WHAT YOU SHOULD DO ▸
Read the records below. Copy each line where the string "name" occurs.

[Start THE INPUT]

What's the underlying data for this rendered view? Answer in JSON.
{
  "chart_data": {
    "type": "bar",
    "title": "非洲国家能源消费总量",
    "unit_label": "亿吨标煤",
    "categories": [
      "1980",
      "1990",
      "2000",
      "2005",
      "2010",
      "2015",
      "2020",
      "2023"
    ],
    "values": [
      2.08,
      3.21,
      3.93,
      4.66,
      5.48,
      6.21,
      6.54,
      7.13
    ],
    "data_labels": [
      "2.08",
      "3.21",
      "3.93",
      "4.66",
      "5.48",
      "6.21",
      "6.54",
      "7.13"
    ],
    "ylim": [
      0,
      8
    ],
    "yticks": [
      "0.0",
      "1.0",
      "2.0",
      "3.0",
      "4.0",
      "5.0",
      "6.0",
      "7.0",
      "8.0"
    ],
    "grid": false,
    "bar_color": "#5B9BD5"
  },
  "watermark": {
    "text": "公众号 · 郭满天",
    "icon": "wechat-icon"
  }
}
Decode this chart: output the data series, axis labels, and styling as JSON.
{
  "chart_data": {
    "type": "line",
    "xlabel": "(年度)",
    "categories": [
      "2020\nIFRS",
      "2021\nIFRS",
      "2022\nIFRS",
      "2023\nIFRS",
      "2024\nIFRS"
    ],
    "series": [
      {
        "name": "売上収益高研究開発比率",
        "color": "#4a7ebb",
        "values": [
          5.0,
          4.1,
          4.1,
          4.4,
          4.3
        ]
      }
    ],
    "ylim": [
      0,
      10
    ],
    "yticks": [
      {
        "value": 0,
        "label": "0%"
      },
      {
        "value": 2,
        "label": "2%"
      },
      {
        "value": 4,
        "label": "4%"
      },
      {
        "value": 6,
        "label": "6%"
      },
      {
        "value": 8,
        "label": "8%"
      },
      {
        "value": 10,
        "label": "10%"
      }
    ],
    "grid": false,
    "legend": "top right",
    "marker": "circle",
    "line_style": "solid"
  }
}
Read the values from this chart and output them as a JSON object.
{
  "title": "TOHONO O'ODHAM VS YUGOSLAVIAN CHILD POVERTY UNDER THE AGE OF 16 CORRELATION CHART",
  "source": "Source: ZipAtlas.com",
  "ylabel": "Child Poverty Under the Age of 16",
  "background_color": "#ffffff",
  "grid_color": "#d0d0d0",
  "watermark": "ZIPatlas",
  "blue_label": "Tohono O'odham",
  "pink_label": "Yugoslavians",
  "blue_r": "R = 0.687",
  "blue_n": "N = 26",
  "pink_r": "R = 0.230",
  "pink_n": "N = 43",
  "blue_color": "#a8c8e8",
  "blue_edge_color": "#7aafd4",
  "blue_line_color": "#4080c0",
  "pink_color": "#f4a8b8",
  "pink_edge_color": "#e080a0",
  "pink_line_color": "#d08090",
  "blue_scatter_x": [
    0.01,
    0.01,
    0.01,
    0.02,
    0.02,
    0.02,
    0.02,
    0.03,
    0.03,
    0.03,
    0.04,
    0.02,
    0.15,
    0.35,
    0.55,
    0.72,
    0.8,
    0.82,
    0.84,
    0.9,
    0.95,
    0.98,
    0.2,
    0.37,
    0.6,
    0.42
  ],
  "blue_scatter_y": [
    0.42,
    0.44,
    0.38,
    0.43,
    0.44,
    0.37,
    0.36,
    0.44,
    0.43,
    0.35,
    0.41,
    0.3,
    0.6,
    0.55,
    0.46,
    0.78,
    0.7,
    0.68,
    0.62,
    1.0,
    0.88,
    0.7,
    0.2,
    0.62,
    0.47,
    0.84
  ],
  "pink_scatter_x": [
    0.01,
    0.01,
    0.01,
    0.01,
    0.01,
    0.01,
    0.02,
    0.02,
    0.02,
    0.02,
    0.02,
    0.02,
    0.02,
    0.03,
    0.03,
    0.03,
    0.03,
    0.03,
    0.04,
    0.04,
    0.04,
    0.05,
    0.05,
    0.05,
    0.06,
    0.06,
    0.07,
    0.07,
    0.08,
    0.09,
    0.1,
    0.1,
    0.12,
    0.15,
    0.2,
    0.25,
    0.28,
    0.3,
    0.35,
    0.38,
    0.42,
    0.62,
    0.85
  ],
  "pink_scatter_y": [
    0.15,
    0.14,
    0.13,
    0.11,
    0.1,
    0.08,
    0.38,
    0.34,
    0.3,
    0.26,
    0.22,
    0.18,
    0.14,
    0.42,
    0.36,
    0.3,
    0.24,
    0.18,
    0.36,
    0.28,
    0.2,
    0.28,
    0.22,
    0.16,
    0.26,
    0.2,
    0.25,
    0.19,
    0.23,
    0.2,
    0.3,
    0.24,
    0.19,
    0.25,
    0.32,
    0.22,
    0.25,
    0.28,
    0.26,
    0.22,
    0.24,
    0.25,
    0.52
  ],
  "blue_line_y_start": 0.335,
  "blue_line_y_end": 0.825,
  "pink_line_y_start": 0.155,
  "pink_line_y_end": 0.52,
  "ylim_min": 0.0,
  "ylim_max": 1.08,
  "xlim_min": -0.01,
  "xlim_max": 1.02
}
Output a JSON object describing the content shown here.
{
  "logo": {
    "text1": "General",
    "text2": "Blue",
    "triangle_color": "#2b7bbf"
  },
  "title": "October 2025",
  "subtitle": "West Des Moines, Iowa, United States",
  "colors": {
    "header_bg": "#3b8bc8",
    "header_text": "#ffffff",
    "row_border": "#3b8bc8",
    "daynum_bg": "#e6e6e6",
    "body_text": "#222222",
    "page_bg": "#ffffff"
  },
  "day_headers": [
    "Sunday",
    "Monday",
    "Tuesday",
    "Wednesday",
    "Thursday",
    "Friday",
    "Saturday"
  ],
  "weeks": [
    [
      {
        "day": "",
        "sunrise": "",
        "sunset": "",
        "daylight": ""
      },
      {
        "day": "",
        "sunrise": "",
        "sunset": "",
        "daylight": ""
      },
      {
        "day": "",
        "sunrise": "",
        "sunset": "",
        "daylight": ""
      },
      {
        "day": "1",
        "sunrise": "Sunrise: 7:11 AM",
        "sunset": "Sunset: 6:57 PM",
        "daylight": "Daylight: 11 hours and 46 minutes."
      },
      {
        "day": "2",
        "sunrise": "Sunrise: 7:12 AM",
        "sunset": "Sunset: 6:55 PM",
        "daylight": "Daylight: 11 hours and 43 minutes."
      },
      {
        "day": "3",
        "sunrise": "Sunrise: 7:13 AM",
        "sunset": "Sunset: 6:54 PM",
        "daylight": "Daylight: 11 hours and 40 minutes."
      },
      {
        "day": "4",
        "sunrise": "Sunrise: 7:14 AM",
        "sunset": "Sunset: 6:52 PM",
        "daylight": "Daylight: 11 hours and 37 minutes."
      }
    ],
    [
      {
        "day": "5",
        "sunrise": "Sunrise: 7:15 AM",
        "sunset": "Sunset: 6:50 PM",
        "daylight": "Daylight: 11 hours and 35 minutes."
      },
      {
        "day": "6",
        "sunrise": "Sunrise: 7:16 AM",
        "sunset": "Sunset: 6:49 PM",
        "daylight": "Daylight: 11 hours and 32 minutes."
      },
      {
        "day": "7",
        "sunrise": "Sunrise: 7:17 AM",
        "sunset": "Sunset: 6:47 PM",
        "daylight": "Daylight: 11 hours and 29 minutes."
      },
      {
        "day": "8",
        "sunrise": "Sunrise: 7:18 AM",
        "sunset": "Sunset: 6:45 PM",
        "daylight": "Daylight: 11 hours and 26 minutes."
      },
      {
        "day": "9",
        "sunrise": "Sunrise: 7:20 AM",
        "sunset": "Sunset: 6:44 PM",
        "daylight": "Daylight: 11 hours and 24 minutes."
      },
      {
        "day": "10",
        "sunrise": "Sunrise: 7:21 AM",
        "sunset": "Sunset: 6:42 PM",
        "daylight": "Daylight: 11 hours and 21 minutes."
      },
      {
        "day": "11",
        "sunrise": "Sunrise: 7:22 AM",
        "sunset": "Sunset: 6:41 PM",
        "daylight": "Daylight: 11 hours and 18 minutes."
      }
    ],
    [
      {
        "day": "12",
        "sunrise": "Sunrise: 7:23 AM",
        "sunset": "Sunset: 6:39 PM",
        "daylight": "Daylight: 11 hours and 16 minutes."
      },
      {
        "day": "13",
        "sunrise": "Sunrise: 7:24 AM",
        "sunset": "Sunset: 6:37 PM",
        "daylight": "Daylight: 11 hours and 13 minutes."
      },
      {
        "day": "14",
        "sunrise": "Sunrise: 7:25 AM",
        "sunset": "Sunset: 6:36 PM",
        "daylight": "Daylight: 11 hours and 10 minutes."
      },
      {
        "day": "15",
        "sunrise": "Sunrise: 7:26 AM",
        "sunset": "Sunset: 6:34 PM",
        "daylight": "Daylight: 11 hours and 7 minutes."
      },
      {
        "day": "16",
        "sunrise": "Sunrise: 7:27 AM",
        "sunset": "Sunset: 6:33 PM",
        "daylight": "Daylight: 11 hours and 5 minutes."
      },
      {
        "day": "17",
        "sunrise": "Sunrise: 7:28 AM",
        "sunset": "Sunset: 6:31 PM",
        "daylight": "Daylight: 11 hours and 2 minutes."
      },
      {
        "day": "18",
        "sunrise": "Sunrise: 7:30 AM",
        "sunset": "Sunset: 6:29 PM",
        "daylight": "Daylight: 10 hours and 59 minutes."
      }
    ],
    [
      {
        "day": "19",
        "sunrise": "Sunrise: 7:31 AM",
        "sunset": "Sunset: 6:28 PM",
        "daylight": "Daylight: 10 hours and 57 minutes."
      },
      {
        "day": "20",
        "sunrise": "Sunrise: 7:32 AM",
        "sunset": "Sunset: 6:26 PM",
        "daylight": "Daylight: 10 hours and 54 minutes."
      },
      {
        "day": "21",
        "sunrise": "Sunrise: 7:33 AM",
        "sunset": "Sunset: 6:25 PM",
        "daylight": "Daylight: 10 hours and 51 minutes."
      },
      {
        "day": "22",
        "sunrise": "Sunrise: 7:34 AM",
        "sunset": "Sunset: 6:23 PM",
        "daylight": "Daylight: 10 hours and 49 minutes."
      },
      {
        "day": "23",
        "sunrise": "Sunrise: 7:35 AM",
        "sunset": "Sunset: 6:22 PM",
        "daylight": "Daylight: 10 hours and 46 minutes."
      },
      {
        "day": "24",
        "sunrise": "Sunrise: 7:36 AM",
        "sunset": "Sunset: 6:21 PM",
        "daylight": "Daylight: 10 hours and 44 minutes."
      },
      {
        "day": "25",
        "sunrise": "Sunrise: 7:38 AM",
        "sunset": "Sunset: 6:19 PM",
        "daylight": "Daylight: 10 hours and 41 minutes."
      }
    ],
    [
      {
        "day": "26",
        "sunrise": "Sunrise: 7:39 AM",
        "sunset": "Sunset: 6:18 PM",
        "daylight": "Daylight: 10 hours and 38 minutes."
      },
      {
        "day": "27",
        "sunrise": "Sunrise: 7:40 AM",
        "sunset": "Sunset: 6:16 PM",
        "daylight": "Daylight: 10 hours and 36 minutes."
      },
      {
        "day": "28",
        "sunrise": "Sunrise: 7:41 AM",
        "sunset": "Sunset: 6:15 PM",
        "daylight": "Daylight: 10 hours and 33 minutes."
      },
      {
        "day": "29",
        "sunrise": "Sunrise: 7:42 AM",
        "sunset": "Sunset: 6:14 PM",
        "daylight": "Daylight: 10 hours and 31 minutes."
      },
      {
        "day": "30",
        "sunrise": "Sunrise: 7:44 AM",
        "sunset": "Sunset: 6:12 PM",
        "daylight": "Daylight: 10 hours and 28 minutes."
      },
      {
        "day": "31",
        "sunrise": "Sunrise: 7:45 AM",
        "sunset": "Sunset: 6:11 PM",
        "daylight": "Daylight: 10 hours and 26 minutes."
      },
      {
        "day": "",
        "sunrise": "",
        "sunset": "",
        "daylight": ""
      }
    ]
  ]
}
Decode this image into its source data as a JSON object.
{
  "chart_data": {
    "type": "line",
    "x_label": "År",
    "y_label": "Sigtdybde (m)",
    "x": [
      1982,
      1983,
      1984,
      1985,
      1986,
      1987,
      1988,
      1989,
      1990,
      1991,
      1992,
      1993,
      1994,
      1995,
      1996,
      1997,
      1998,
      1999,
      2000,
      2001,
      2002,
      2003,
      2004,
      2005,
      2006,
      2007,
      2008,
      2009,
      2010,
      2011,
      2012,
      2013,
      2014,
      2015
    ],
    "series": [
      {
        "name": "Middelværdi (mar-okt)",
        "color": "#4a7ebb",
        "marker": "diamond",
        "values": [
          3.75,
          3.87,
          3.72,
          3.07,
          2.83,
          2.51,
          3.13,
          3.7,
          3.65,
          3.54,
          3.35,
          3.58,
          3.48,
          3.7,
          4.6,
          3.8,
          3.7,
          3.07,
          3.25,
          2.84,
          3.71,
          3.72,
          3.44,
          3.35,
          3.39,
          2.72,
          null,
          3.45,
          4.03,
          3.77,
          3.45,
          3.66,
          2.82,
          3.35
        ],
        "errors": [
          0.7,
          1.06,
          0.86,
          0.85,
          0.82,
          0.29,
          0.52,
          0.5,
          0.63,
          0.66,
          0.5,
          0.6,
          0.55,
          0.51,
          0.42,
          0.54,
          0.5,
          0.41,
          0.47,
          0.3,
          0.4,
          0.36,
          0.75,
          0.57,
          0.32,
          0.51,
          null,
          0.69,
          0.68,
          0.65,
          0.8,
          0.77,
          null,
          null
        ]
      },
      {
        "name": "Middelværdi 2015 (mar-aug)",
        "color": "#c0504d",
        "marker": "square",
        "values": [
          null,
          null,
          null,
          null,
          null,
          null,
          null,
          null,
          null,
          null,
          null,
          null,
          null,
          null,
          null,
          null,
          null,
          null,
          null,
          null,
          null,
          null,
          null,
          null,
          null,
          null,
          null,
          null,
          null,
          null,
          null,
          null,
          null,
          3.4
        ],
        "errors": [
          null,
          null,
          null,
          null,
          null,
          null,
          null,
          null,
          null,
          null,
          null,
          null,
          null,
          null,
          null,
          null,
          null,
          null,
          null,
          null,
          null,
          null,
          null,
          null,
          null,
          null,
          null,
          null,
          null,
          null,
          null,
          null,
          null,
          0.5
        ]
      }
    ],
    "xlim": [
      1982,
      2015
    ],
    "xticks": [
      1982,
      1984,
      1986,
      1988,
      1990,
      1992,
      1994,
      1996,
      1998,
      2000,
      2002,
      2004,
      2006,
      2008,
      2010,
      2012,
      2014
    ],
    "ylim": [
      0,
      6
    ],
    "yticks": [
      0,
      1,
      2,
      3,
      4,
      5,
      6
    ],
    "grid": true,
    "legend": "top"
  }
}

[End THE INPUT]

TASK OUTPUT ▸
        "name": "売上収益高研究開発比率",
        "name": "Middelværdi (mar-okt)",
        "name": "Middelværdi 2015 (mar-aug)",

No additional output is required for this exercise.